→ To be done
Could you give the data below again, exactly and completely?

→ Data extracted from a collection
————

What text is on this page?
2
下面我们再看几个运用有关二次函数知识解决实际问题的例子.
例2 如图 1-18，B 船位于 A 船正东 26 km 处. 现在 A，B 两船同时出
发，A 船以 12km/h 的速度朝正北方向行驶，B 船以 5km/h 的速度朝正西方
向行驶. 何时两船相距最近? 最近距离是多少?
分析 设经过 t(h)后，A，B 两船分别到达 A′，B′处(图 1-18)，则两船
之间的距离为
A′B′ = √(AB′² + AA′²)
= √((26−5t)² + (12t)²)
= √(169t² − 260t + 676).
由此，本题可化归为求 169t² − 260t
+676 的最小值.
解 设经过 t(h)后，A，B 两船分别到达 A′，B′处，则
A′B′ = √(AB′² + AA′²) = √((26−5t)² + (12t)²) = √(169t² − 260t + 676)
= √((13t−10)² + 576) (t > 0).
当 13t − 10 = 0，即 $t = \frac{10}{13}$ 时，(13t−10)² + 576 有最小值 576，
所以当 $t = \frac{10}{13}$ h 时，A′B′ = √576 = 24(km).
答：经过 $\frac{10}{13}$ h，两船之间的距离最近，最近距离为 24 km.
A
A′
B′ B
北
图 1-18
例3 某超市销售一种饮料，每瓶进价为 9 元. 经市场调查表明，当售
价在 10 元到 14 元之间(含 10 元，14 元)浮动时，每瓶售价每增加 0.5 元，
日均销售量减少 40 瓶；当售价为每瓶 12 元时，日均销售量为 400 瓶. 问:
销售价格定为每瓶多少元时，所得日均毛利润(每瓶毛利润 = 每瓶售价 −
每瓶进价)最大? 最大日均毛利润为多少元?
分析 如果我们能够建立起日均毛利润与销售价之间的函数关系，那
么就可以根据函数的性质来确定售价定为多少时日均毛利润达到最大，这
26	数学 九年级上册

————

→ Task response
What text is on this page?
2
下面我们再看几个运用有关二次函数知识解决实际问题的例子.
例2 如图 1-18，B 船位于 A 船正东 26 km 处. 现在 A，B 两船同时出
发，A 船以 12km/h 的速度朝正北方向行驶，B 船以 5km/h 的速度朝正西方
向行驶. 何时两船相距最近? 最近距离是多少?
分析 设经过 t(h)后，A，B 两船分别到达 A′，B′处(图 1-18)，则两船
之间的距离为
A′B′ = √(AB′² + AA′²)
= √((26−5t)² + (12t)²)
= √(169t² − 260t + 676).
由此，本题可化归为求 169t² − 260t
+676 的最小值.
解 设经过 t(h)后，A，B 两船分别到达 A′，B′处，则
A′B′ = √(AB′² + AA′²) = √((26−5t)² + (12t)²) = √(169t² − 260t + 676)
= √((13t−10)² + 576) (t > 0).
当 13t − 10 = 0，即 $t = \frac{10}{13}$ 时，(13t−10)² + 576 有最小值 576，
所以当 $t = \frac{10}{13}$ h 时，A′B′ = √576 = 24(km).
答：经过 $\frac{10}{13}$ h，两船之间的距离最近，最近距离为 24 km.
A
A′
B′ B
北
图 1-18
例3 某超市销售一种饮料，每瓶进价为 9 元. 经市场调查表明，当售
价在 10 元到 14 元之间(含 10 元，14 元)浮动时，每瓶售价每增加 0.5 元，
日均销售量减少 40 瓶；当售价为每瓶 12 元时，日均销售量为 400 瓶. 问:
销售价格定为每瓶多少元时，所得日均毛利润(每瓶毛利润 = 每瓶售价 −
每瓶进价)最大? 最大日均毛利润为多少元?
分析 如果我们能够建立起日均毛利润与销售价之间的函数关系，那
么就可以根据函数的性质来确定售价定为多少时日均毛利润达到最大，这
26	数学 九年级上册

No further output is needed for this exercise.